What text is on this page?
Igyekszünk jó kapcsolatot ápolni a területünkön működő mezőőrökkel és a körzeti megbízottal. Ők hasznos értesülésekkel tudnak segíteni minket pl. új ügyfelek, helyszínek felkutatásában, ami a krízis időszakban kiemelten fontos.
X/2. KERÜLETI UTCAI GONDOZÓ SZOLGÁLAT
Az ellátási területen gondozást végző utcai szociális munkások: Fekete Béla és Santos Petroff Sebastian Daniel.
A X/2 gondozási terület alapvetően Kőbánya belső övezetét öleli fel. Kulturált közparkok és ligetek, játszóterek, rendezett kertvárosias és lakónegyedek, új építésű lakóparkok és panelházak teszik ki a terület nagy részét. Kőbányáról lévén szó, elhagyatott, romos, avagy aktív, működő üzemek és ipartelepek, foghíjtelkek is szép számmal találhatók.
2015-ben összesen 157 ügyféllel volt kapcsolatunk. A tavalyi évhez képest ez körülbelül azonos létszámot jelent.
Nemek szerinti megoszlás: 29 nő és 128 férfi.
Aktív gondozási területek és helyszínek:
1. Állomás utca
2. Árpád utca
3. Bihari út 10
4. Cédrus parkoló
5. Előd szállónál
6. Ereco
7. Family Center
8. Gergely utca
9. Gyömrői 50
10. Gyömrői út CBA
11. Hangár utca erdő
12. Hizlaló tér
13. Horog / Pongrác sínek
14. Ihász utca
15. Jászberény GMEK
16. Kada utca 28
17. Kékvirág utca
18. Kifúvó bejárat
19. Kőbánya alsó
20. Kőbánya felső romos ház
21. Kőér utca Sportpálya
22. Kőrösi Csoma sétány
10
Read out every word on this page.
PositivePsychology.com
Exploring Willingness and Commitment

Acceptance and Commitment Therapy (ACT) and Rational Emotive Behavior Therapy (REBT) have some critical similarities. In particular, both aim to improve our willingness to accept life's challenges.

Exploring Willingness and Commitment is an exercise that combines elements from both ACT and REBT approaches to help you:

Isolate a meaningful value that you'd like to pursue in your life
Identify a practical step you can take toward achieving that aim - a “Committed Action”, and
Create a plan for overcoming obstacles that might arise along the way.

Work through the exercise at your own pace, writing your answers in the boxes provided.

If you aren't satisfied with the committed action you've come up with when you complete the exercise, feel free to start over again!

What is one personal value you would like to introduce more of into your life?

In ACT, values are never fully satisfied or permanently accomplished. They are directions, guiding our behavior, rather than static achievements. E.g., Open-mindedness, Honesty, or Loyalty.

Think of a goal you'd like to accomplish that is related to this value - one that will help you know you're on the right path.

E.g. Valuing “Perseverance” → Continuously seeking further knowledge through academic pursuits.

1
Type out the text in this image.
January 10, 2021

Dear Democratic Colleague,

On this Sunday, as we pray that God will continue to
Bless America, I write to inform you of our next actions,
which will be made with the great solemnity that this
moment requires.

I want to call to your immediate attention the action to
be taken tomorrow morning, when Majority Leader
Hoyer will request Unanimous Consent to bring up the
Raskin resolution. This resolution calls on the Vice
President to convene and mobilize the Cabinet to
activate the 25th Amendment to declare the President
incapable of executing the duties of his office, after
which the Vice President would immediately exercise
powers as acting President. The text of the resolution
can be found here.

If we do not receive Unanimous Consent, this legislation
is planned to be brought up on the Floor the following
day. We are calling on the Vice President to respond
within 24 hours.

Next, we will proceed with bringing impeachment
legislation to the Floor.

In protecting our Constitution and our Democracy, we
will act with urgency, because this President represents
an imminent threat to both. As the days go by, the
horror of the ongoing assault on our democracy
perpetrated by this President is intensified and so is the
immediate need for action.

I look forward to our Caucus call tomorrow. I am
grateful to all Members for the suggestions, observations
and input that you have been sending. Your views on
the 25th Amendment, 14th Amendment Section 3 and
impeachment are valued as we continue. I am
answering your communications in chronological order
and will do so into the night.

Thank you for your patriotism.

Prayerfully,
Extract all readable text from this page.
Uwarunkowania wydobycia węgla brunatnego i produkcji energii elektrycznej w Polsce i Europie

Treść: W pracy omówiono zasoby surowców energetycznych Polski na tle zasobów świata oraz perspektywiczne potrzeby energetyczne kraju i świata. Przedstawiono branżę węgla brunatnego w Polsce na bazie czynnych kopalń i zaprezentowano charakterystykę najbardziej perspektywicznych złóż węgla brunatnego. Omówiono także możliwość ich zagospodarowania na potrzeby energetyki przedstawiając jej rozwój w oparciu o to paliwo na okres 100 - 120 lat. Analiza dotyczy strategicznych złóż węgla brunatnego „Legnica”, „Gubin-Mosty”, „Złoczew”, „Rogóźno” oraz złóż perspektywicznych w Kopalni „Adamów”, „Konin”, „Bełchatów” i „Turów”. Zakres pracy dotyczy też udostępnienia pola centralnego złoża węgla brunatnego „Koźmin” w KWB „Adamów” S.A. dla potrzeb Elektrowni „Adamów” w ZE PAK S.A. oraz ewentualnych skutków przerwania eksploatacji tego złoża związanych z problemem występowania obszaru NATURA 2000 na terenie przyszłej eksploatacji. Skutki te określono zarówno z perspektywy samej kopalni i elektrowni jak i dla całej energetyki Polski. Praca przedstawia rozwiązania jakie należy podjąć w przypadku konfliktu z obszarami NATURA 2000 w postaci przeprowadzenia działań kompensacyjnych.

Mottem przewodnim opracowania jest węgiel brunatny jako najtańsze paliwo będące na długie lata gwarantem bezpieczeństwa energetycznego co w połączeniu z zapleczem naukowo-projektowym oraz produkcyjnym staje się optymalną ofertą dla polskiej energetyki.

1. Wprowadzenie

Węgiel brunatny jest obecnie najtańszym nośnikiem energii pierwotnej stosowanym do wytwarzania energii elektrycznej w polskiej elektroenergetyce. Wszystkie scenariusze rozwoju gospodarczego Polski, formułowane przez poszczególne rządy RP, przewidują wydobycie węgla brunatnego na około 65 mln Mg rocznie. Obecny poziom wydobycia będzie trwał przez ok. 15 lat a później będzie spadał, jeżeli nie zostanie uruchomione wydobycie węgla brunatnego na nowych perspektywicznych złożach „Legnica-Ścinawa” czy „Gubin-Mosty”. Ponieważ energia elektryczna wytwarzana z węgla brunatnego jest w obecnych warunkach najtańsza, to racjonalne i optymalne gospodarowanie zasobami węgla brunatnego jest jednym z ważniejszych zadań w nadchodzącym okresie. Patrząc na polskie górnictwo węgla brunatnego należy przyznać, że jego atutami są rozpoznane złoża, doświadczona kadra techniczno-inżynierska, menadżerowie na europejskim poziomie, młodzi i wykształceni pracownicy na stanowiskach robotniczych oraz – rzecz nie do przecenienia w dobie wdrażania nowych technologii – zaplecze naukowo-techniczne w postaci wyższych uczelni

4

The problem: Output the full listing exactly as it stands.

Answer in full:
What text is on this page?
Igyekszünk jó kapcsolatot ápolni a területünkön működő mezőőrökkel és a körzeti megbízottal. Ők hasznos értesülésekkel tudnak segíteni minket pl. új ügyfelek, helyszínek felkutatásában, ami a krízis időszakban kiemelten fontos.
X/2. KERÜLETI UTCAI GONDOZÓ SZOLGÁLAT
Az ellátási területen gondozást végző utcai szociális munkások: Fekete Béla és Santos Petroff Sebastian Daniel.
A X/2 gondozási terület alapvetően Kőbánya belső övezetét öleli fel. Kulturált közparkok és ligetek, játszóterek, rendezett kertvárosias és lakónegyedek, új építésű lakóparkok és panelházak teszik ki a terület nagy részét. Kőbányáról lévén szó, elhagyatott, romos, avagy aktív, működő üzemek és ipartelepek, foghíjtelkek is szép számmal találhatók.
2015-ben összesen 157 ügyféllel volt kapcsolatunk. A tavalyi évhez képest ez körülbelül azonos létszámot jelent.
Nemek szerinti megoszlás: 29 nő és 128 férfi.
Aktív gondozási területek és helyszínek:
1. Állomás utca
2. Árpád utca
3. Bihari út 10
4. Cédrus parkoló
5. Előd szállónál
6. Ereco
7. Family Center
8. Gergely utca
9. Gyömrői 50
10. Gyömrői út CBA
11. Hangár utca erdő
12. Hizlaló tér
13. Horog / Pongrác sínek
14. Ihász utca
15. Jászberény GMEK
16. Kada utca 28
17. Kékvirág utca
18. Kifúvó bejárat
19. Kőbánya alsó
20. Kőbánya felső romos ház
21. Kőér utca Sportpálya
22. Kőrösi Csoma sétány
10
Read out every word on this page.
PositivePsychology.com
Exploring Willingness and Commitment

Acceptance and Commitment Therapy (ACT) and Rational Emotive Behavior Therapy (REBT) have some critical similarities. In particular, both aim to improve our willingness to accept life's challenges.

Exploring Willingness and Commitment is an exercise that combines elements from both ACT and REBT approaches to help you:

Isolate a meaningful value that you'd like to pursue in your life
Identify a practical step you can take toward achieving that aim - a “Committed Action”, and
Create a plan for overcoming obstacles that might arise along the way.

Work through the exercise at your own pace, writing your answers in the boxes provided.

If you aren't satisfied with the committed action you've come up with when you complete the exercise, feel free to start over again!

What is one personal value you would like to introduce more of into your life?

In ACT, values are never fully satisfied or permanently accomplished. They are directions, guiding our behavior, rather than static achievements. E.g., Open-mindedness, Honesty, or Loyalty.

Think of a goal you'd like to accomplish that is related to this value - one that will help you know you're on the right path.

E.g. Valuing “Perseverance” → Continuously seeking further knowledge through academic pursuits.

1
Type out the text in this image.
January 10, 2021

Dear Democratic Colleague,

On this Sunday, as we pray that God will continue to
Bless America, I write to inform you of our next actions,
which will be made with the great solemnity that this
moment requires.

I want to call to your immediate attention the action to
be taken tomorrow morning, when Majority Leader
Hoyer will request Unanimous Consent to bring up the
Raskin resolution. This resolution calls on the Vice
President to convene and mobilize the Cabinet to
activate the 25th Amendment to declare the President
incapable of executing the duties of his office, after
which the Vice President would immediately exercise
powers as acting President. The text of the resolution
can be found here.

If we do not receive Unanimous Consent, this legislation
is planned to be brought up on the Floor the following
day. We are calling on the Vice President to respond
within 24 hours.

Next, we will proceed with bringing impeachment
legislation to the Floor.

In protecting our Constitution and our Democracy, we
will act with urgency, because this President represents
an imminent threat to both. As the days go by, the
horror of the ongoing assault on our democracy
perpetrated by this President is intensified and so is the
immediate need for action.

I look forward to our Caucus call tomorrow. I am
grateful to all Members for the suggestions, observations
and input that you have been sending. Your views on
the 25th Amendment, 14th Amendment Section 3 and
impeachment are valued as we continue. I am
answering your communications in chronological order
and will do so into the night.

Thank you for your patriotism.

Prayerfully,
Extract all readable text from this page.
Uwarunkowania wydobycia węgla brunatnego i produkcji energii elektrycznej w Polsce i Europie

Treść: W pracy omówiono zasoby surowców energetycznych Polski na tle zasobów świata oraz perspektywiczne potrzeby energetyczne kraju i świata. Przedstawiono branżę węgla brunatnego w Polsce na bazie czynnych kopalń i zaprezentowano charakterystykę najbardziej perspektywicznych złóż węgla brunatnego. Omówiono także możliwość ich zagospodarowania na potrzeby energetyki przedstawiając jej rozwój w oparciu o to paliwo na okres 100 - 120 lat. Analiza dotyczy strategicznych złóż węgla brunatnego „Legnica”, „Gubin-Mosty”, „Złoczew”, „Rogóźno” oraz złóż perspektywicznych w Kopalni „Adamów”, „Konin”, „Bełchatów” i „Turów”. Zakres pracy dotyczy też udostępnienia pola centralnego złoża węgla brunatnego „Koźmin” w KWB „Adamów” S.A. dla potrzeb Elektrowni „Adamów” w ZE PAK S.A. oraz ewentualnych skutków przerwania eksploatacji tego złoża związanych z problemem występowania obszaru NATURA 2000 na terenie przyszłej eksploatacji. Skutki te określono zarówno z perspektywy samej kopalni i elektrowni jak i dla całej energetyki Polski. Praca przedstawia rozwiązania jakie należy podjąć w przypadku konfliktu z obszarami NATURA 2000 w postaci przeprowadzenia działań kompensacyjnych.

Mottem przewodnim opracowania jest węgiel brunatny jako najtańsze paliwo będące na długie lata gwarantem bezpieczeństwa energetycznego co w połączeniu z zapleczem naukowo-projektowym oraz produkcyjnym staje się optymalną ofertą dla polskiej energetyki.

1. Wprowadzenie

Węgiel brunatny jest obecnie najtańszym nośnikiem energii pierwotnej stosowanym do wytwarzania energii elektrycznej w polskiej elektroenergetyce. Wszystkie scenariusze rozwoju gospodarczego Polski, formułowane przez poszczególne rządy RP, przewidują wydobycie węgla brunatnego na około 65 mln Mg rocznie. Obecny poziom wydobycia będzie trwał przez ok. 15 lat a później będzie spadał, jeżeli nie zostanie uruchomione wydobycie węgla brunatnego na nowych perspektywicznych złożach „Legnica-Ścinawa” czy „Gubin-Mosty”. Ponieważ energia elektryczna wytwarzana z węgla brunatnego jest w obecnych warunkach najtańsza, to racjonalne i optymalne gospodarowanie zasobami węgla brunatnego jest jednym z ważniejszych zadań w nadchodzącym okresie. Patrząc na polskie górnictwo węgla brunatnego należy przyznać, że jego atutami są rozpoznane złoża, doświadczona kadra techniczno-inżynierska, menadżerowie na europejskim poziomie, młodzi i wykształceni pracownicy na stanowiskach robotniczych oraz – rzecz nie do przecenienia w dobie wdrażania nowych technologii – zaplecze naukowo-techniczne w postaci wyższych uczelni

4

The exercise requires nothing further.